__Raw records__.
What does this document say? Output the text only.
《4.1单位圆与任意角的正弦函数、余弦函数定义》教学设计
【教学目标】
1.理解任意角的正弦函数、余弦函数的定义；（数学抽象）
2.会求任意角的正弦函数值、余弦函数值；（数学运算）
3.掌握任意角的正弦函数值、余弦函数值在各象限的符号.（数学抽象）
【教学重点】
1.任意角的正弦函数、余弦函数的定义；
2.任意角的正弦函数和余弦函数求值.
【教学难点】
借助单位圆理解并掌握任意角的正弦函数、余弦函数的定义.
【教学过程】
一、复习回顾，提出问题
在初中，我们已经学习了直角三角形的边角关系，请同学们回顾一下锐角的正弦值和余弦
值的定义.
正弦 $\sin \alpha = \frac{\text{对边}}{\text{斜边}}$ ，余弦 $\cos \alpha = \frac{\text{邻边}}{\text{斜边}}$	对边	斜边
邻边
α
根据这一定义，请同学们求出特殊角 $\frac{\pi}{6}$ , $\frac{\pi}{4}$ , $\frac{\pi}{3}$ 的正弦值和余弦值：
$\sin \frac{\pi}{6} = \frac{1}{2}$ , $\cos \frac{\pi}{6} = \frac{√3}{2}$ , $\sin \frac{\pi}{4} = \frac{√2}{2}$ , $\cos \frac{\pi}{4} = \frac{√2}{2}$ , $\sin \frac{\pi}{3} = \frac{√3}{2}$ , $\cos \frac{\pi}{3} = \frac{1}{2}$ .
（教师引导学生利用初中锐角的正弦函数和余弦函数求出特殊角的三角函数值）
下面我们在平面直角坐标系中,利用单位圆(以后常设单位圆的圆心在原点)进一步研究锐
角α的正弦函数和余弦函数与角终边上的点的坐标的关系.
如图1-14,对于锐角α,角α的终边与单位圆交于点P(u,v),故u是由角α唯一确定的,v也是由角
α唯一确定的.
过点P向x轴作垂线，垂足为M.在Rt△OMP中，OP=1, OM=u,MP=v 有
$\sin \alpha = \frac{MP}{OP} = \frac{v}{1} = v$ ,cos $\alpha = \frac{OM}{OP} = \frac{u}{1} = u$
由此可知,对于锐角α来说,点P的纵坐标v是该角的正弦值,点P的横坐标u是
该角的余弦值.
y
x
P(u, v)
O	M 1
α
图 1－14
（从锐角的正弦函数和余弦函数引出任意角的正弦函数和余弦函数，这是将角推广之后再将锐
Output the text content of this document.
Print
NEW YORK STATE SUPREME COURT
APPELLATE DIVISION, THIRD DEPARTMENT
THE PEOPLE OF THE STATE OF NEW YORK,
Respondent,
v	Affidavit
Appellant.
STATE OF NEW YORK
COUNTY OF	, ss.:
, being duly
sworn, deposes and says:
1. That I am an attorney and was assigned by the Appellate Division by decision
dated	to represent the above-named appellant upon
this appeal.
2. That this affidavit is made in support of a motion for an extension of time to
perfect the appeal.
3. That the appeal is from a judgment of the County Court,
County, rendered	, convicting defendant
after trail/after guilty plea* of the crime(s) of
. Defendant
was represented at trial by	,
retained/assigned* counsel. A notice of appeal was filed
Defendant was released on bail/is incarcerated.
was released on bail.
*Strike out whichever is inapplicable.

__What is asked__. Where a line in the material contains "released", copy that line.

__Result__.
Defendant was released on bail/is incarcerated.
was released on bail.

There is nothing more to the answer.